__REQUIRED TASK__
Repeat the material exactly, every line of it.

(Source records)
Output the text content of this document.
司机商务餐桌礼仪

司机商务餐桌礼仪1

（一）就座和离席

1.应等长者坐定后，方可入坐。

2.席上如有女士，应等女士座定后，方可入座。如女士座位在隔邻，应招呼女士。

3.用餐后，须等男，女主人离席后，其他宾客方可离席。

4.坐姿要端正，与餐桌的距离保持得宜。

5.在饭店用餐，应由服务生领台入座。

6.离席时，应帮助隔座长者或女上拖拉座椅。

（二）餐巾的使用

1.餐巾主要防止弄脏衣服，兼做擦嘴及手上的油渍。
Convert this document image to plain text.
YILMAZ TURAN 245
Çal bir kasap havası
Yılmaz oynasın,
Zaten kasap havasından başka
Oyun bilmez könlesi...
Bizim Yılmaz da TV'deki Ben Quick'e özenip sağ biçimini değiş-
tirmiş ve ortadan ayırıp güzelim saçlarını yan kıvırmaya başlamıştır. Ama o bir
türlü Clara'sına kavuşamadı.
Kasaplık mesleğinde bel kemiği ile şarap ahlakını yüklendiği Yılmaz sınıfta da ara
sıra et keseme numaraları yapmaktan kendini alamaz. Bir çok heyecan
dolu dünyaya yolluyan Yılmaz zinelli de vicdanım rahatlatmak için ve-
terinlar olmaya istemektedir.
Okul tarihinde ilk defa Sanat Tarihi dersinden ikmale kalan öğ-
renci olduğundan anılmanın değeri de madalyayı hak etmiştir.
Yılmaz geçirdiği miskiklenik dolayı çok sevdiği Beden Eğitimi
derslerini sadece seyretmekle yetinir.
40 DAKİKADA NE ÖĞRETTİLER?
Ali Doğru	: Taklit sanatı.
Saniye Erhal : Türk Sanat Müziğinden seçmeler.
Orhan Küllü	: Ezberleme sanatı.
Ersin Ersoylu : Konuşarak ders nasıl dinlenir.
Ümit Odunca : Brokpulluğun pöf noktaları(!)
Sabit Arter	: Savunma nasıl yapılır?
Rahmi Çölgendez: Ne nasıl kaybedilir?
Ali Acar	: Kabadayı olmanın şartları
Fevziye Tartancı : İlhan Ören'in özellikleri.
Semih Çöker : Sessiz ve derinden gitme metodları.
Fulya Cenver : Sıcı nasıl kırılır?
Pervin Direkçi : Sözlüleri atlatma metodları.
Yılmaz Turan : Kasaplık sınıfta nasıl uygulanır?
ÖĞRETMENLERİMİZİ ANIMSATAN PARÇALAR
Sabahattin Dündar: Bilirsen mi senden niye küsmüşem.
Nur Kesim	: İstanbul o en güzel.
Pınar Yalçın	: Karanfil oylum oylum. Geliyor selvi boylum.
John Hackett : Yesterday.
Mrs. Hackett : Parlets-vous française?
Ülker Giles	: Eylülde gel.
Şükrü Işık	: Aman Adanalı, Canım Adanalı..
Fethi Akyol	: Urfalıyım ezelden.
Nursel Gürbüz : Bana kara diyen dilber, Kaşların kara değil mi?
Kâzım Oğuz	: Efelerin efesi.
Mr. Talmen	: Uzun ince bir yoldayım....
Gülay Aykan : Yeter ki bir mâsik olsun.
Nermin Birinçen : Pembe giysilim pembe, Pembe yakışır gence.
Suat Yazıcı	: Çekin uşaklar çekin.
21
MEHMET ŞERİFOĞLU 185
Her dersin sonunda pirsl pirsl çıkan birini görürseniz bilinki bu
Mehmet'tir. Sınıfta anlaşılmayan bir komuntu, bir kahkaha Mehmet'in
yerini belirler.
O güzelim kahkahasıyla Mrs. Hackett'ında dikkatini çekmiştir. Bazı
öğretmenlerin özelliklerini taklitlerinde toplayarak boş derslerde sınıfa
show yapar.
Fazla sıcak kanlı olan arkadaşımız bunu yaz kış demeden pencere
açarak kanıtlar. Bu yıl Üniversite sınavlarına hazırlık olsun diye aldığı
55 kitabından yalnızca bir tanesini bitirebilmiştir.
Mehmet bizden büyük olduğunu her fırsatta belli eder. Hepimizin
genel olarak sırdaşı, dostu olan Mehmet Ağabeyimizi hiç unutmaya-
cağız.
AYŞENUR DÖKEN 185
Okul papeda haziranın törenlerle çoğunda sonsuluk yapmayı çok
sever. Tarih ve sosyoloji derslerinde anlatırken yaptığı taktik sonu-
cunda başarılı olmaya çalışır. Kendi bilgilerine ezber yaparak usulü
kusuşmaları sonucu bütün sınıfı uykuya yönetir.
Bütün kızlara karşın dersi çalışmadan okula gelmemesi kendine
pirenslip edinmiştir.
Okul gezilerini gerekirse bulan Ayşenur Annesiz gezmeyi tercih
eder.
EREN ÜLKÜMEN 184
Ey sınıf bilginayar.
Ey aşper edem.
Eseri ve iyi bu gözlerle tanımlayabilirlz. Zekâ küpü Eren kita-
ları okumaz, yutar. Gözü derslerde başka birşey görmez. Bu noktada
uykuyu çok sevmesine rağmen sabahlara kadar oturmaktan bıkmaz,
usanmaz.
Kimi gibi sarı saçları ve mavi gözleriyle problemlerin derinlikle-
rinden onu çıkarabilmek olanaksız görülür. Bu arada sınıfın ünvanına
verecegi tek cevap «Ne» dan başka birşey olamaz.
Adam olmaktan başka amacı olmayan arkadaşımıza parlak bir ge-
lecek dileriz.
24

__ANSWER TO THIS EXERCISE__
Output the text content of this document.
司机商务餐桌礼仪

司机商务餐桌礼仪1

（一）就座和离席

1.应等长者坐定后，方可入坐。

2.席上如有女士，应等女士座定后，方可入座。如女士座位在隔邻，应招呼女士。

3.用餐后，须等男，女主人离席后，其他宾客方可离席。

4.坐姿要端正，与餐桌的距离保持得宜。

5.在饭店用餐，应由服务生领台入座。

6.离席时，应帮助隔座长者或女上拖拉座椅。

（二）餐巾的使用

1.餐巾主要防止弄脏衣服，兼做擦嘴及手上的油渍。
Convert this document image to plain text.
YILMAZ TURAN 245
Çal bir kasap havası
Yılmaz oynasın,
Zaten kasap havasından başka
Oyun bilmez könlesi...
Bizim Yılmaz da TV'deki Ben Quick'e özenip sağ biçimini değiş-
tirmiş ve ortadan ayırıp güzelim saçlarını yan kıvırmaya başlamıştır. Ama o bir
türlü Clara'sına kavuşamadı.
Kasaplık mesleğinde bel kemiği ile şarap ahlakını yüklendiği Yılmaz sınıfta da ara
sıra et keseme numaraları yapmaktan kendini alamaz. Bir çok heyecan
dolu dünyaya yolluyan Yılmaz zinelli de vicdanım rahatlatmak için ve-
terinlar olmaya istemektedir.
Okul tarihinde ilk defa Sanat Tarihi dersinden ikmale kalan öğ-
renci olduğundan anılmanın değeri de madalyayı hak etmiştir.
Yılmaz geçirdiği miskiklenik dolayı çok sevdiği Beden Eğitimi
derslerini sadece seyretmekle yetinir.
40 DAKİKADA NE ÖĞRETTİLER?
Ali Doğru	: Taklit sanatı.
Saniye Erhal : Türk Sanat Müziğinden seçmeler.
Orhan Küllü	: Ezberleme sanatı.
Ersin Ersoylu : Konuşarak ders nasıl dinlenir.
Ümit Odunca : Brokpulluğun pöf noktaları(!)
Sabit Arter	: Savunma nasıl yapılır?
Rahmi Çölgendez: Ne nasıl kaybedilir?
Ali Acar	: Kabadayı olmanın şartları
Fevziye Tartancı : İlhan Ören'in özellikleri.
Semih Çöker : Sessiz ve derinden gitme metodları.
Fulya Cenver : Sıcı nasıl kırılır?
Pervin Direkçi : Sözlüleri atlatma metodları.
Yılmaz Turan : Kasaplık sınıfta nasıl uygulanır?
ÖĞRETMENLERİMİZİ ANIMSATAN PARÇALAR
Sabahattin Dündar: Bilirsen mi senden niye küsmüşem.
Nur Kesim	: İstanbul o en güzel.
Pınar Yalçın	: Karanfil oylum oylum. Geliyor selvi boylum.
John Hackett : Yesterday.
Mrs. Hackett : Parlets-vous française?
Ülker Giles	: Eylülde gel.
Şükrü Işık	: Aman Adanalı, Canım Adanalı..
Fethi Akyol	: Urfalıyım ezelden.
Nursel Gürbüz : Bana kara diyen dilber, Kaşların kara değil mi?
Kâzım Oğuz	: Efelerin efesi.
Mr. Talmen	: Uzun ince bir yoldayım....
Gülay Aykan : Yeter ki bir mâsik olsun.
Nermin Birinçen : Pembe giysilim pembe, Pembe yakışır gence.
Suat Yazıcı	: Çekin uşaklar çekin.
21
MEHMET ŞERİFOĞLU 185
Her dersin sonunda pirsl pirsl çıkan birini görürseniz bilinki bu
Mehmet'tir. Sınıfta anlaşılmayan bir komuntu, bir kahkaha Mehmet'in
yerini belirler.
O güzelim kahkahasıyla Mrs. Hackett'ında dikkatini çekmiştir. Bazı
öğretmenlerin özelliklerini taklitlerinde toplayarak boş derslerde sınıfa
show yapar.
Fazla sıcak kanlı olan arkadaşımız bunu yaz kış demeden pencere
açarak kanıtlar. Bu yıl Üniversite sınavlarına hazırlık olsun diye aldığı
55 kitabından yalnızca bir tanesini bitirebilmiştir.
Mehmet bizden büyük olduğunu her fırsatta belli eder. Hepimizin
genel olarak sırdaşı, dostu olan Mehmet Ağabeyimizi hiç unutmaya-
cağız.
AYŞENUR DÖKEN 185
Okul papeda haziranın törenlerle çoğunda sonsuluk yapmayı çok
sever. Tarih ve sosyoloji derslerinde anlatırken yaptığı taktik sonu-
cunda başarılı olmaya çalışır. Kendi bilgilerine ezber yaparak usulü
kusuşmaları sonucu bütün sınıfı uykuya yönetir.
Bütün kızlara karşın dersi çalışmadan okula gelmemesi kendine
pirenslip edinmiştir.
Okul gezilerini gerekirse bulan Ayşenur Annesiz gezmeyi tercih
eder.
EREN ÜLKÜMEN 184
Ey sınıf bilginayar.
Ey aşper edem.
Eseri ve iyi bu gözlerle tanımlayabilirlz. Zekâ küpü Eren kita-
ları okumaz, yutar. Gözü derslerde başka birşey görmez. Bu noktada
uykuyu çok sevmesine rağmen sabahlara kadar oturmaktan bıkmaz,
usanmaz.
Kimi gibi sarı saçları ve mavi gözleriyle problemlerin derinlikle-
rinden onu çıkarabilmek olanaksız görülür. Bu arada sınıfın ünvanına
verecegi tek cevap «Ne» dan başka birşey olamaz.
Adam olmaktan başka amacı olmayan arkadaşımıza parlak bir ge-
lecek dileriz.
24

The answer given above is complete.